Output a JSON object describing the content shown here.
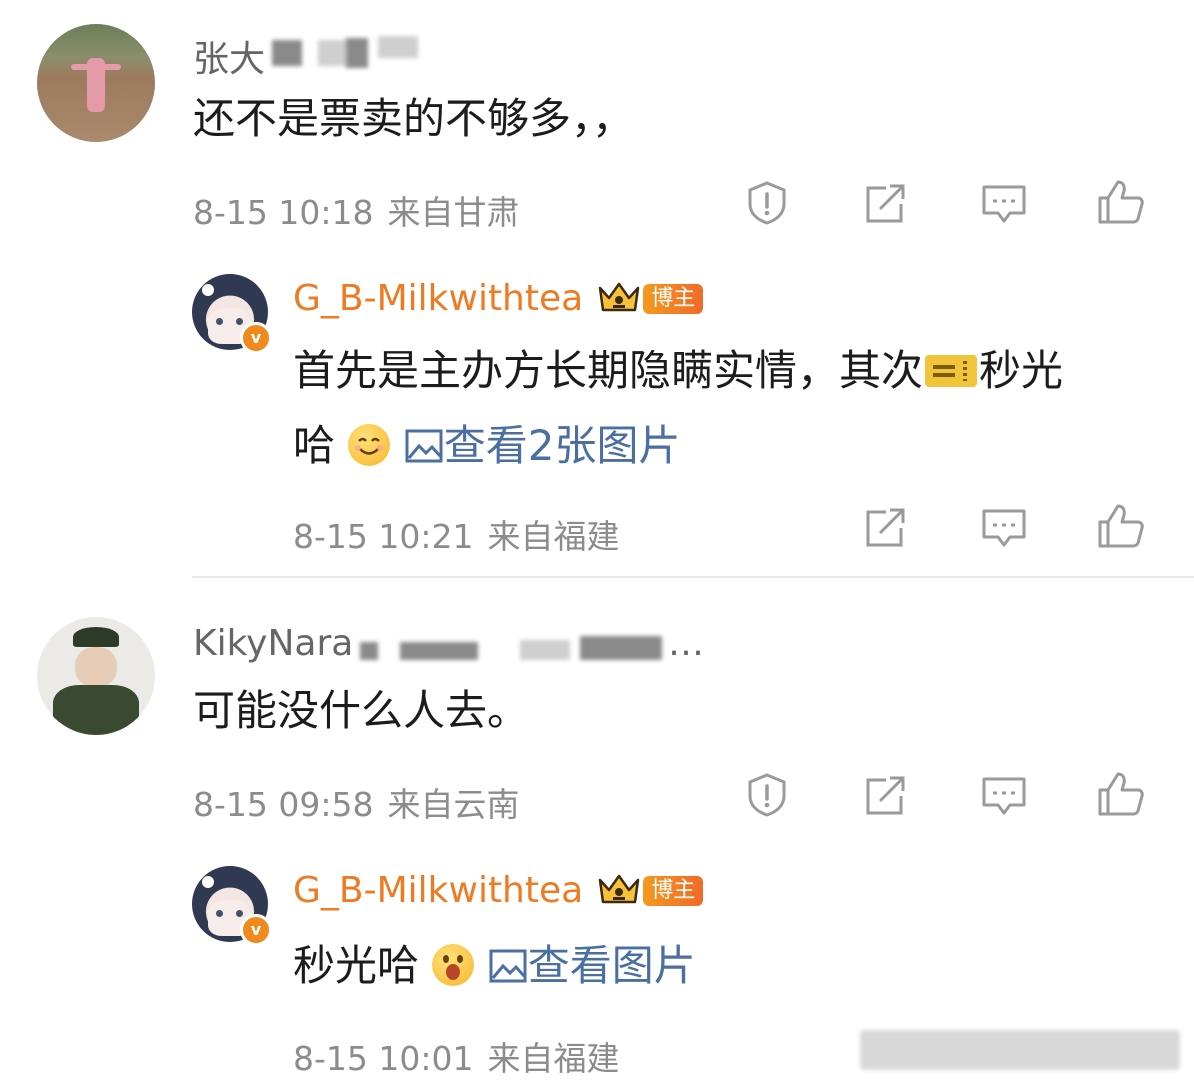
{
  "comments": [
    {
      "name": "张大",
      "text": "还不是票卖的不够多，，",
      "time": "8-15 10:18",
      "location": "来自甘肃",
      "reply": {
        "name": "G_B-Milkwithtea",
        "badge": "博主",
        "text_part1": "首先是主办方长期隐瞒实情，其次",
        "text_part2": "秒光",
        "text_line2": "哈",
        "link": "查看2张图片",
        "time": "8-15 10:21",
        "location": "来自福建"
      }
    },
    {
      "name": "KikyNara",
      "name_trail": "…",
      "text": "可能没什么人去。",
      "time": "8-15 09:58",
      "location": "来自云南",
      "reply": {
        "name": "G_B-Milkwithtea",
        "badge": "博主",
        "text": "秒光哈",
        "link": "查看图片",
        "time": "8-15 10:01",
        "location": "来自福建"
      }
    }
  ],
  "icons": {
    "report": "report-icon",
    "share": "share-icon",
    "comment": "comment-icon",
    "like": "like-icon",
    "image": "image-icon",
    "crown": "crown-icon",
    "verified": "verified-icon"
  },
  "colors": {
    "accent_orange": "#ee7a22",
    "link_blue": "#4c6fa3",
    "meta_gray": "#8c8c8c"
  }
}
-*-
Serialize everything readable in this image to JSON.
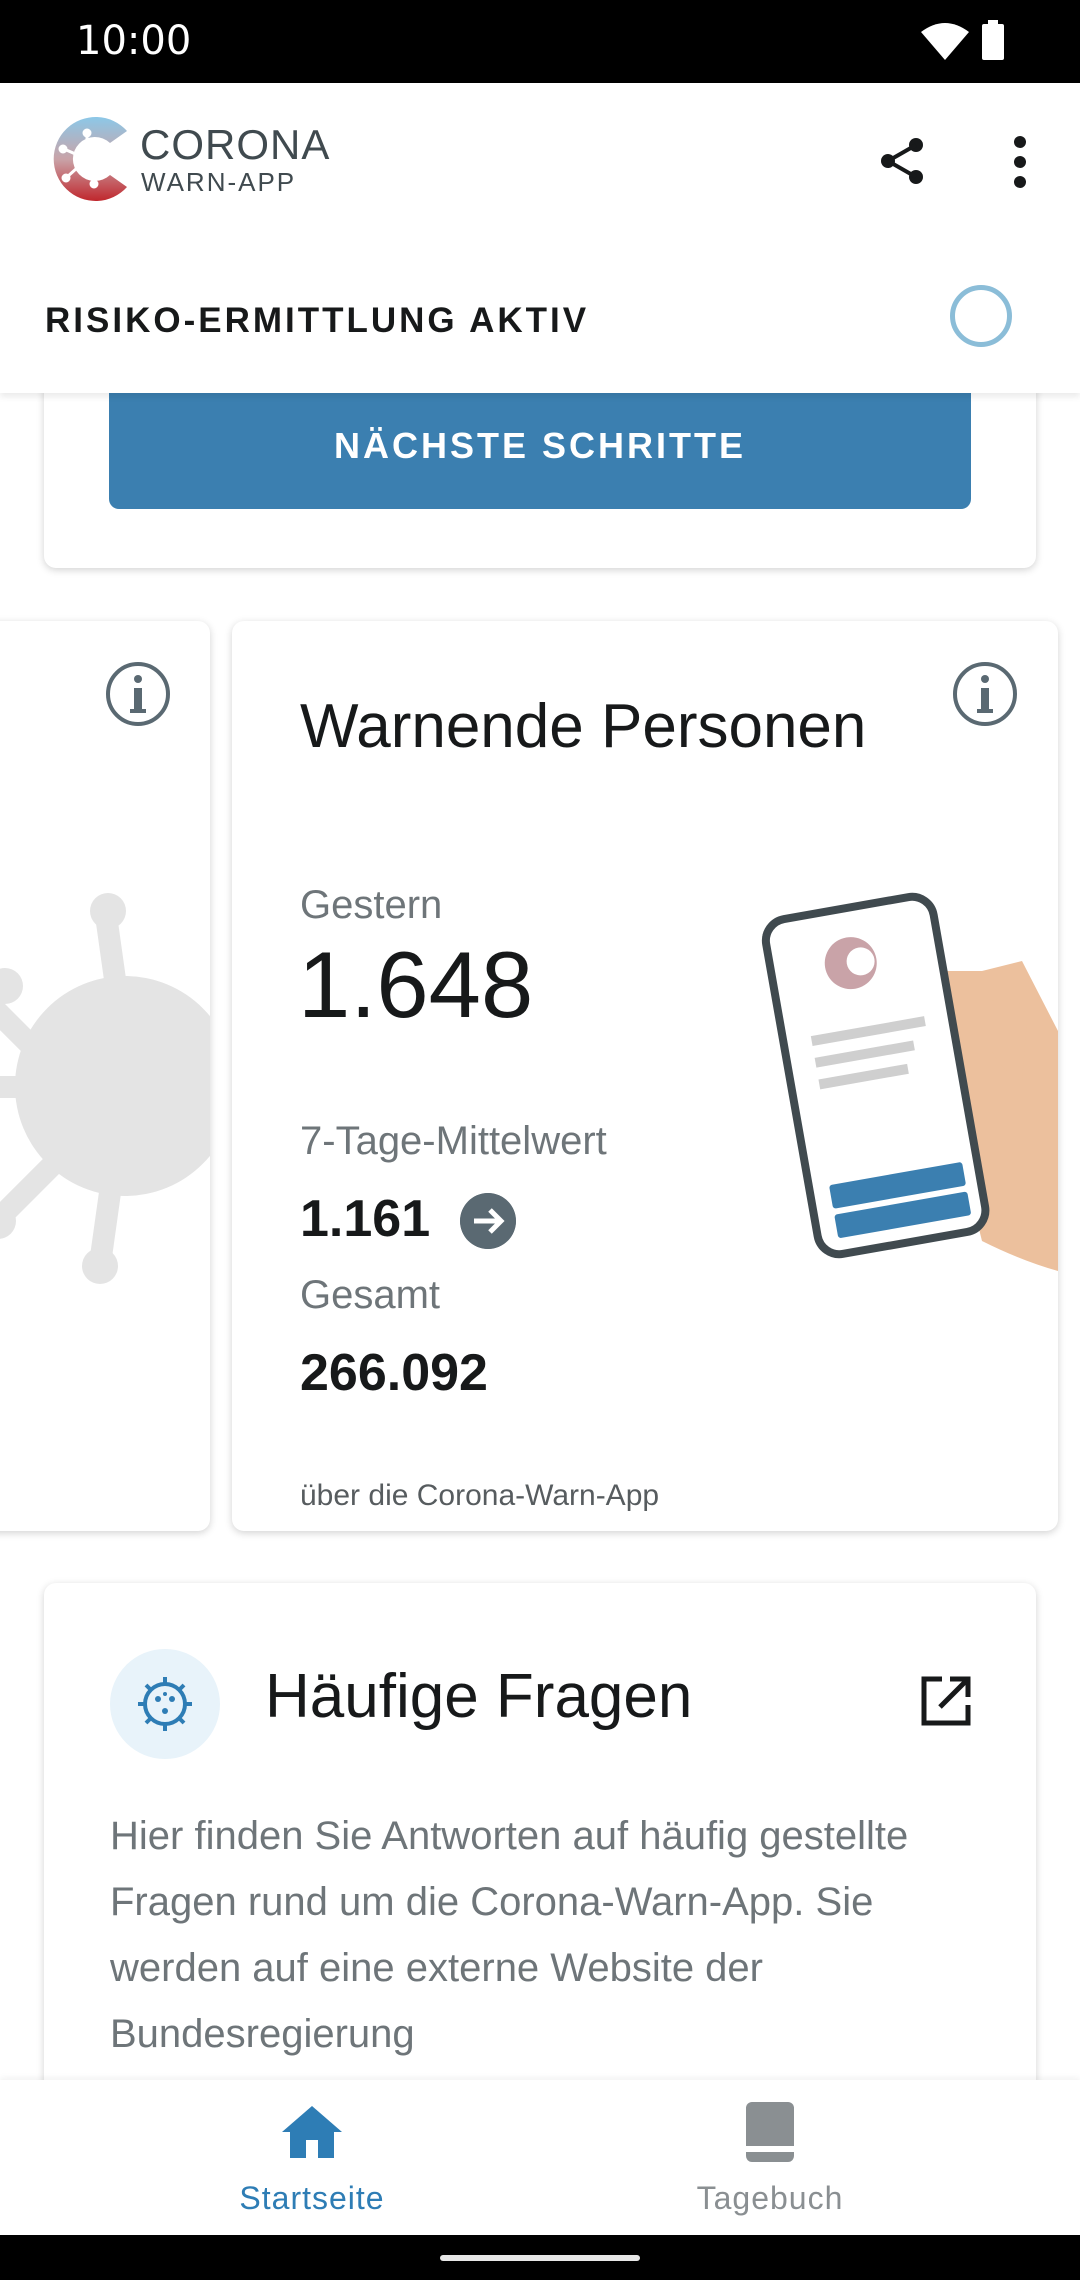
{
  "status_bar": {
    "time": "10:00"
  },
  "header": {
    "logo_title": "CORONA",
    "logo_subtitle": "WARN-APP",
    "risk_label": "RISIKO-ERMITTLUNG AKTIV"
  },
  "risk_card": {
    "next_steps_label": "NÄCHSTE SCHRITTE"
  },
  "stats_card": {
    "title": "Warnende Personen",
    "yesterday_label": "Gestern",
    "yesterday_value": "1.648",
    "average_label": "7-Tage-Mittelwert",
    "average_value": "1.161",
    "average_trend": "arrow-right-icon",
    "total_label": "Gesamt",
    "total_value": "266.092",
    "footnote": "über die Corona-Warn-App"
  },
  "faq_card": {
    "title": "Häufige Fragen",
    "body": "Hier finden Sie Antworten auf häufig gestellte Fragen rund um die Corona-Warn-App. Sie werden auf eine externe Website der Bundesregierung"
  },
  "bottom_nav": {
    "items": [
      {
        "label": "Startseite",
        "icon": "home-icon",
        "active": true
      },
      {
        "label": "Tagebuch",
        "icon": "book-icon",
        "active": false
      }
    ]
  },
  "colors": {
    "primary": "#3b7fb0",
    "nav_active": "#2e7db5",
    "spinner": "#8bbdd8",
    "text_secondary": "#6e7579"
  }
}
-*-
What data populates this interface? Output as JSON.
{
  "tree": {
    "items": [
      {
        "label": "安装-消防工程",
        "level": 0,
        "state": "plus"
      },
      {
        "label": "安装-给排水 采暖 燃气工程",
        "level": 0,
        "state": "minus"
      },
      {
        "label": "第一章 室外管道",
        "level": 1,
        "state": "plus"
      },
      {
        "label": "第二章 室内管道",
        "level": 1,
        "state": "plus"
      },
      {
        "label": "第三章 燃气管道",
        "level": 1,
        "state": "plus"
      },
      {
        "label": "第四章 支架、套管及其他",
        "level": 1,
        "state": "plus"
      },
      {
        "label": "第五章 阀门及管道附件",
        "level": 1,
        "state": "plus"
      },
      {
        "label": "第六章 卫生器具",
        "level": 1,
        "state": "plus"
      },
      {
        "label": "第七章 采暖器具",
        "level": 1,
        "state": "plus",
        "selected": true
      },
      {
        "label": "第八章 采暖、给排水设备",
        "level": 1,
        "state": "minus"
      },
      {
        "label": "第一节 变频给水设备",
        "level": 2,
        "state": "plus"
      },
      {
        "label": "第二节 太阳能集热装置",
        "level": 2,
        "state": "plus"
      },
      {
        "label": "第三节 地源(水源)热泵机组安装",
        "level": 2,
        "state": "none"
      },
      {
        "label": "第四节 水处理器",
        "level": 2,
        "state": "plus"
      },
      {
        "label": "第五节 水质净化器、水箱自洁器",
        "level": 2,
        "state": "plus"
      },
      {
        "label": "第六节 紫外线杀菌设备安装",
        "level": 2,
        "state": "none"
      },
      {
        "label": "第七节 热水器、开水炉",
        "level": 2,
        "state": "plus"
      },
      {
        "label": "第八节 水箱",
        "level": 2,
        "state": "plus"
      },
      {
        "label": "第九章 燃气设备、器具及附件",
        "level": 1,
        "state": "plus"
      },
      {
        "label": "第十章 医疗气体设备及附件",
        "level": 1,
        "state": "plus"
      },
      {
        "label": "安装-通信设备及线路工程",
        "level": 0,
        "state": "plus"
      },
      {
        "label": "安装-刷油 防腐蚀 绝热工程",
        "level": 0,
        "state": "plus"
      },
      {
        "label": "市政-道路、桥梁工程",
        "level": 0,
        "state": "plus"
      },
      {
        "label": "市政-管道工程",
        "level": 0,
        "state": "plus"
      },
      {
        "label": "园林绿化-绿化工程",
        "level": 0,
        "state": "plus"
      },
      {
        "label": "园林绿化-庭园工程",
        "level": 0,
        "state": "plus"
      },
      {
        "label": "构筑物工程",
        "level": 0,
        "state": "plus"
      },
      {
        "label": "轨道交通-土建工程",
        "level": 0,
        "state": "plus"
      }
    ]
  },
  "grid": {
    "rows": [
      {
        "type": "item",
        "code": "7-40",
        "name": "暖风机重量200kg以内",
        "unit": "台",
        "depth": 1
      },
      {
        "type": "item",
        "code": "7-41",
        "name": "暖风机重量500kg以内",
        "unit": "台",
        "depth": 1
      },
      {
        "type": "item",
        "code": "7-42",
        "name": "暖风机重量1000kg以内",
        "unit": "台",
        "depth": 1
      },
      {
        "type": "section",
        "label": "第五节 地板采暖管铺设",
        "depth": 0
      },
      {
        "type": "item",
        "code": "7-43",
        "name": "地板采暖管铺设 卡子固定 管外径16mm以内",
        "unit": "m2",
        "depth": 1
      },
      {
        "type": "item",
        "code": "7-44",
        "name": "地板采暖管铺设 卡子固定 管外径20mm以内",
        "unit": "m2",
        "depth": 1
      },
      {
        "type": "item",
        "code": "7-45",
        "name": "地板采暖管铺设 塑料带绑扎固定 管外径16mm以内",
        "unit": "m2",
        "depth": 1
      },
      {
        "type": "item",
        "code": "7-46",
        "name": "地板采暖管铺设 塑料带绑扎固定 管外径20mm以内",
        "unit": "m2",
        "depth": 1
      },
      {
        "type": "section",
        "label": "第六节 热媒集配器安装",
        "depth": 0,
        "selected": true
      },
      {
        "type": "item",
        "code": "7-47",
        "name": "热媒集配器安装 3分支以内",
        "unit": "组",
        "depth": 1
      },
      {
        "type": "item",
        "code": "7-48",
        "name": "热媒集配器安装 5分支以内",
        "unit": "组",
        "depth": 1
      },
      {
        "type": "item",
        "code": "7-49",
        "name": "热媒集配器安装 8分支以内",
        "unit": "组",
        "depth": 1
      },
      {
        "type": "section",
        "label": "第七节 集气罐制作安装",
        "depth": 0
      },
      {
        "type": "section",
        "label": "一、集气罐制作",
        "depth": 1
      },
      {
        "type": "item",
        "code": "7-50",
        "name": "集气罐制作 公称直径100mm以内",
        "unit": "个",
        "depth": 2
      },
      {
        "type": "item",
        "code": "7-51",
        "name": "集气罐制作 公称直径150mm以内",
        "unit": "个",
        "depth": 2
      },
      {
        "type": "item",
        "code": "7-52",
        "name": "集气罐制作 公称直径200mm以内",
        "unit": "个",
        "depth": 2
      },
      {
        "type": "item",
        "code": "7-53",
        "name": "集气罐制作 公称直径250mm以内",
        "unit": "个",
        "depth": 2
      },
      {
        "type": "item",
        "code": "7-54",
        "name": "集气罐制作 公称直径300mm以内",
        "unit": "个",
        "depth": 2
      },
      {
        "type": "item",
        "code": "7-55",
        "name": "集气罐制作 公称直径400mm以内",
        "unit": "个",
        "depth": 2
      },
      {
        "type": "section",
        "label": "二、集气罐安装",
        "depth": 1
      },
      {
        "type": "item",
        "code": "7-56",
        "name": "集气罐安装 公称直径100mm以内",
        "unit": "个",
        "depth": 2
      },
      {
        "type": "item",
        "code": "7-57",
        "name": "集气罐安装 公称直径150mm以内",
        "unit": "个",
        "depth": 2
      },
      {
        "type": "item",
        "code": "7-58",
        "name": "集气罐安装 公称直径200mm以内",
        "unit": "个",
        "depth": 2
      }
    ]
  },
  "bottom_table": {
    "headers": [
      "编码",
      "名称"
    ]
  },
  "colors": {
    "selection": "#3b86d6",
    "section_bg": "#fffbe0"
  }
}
-*-
Find the lines holding "热媒集配器安装" and list every one.

> [Task output]
        "label": "第六节 热媒集配器安装",
        "name": "热媒集配器安装 3分支以内",
        "name": "热媒集配器安装 5分支以内",
        "name": "热媒集配器安装 8分支以内",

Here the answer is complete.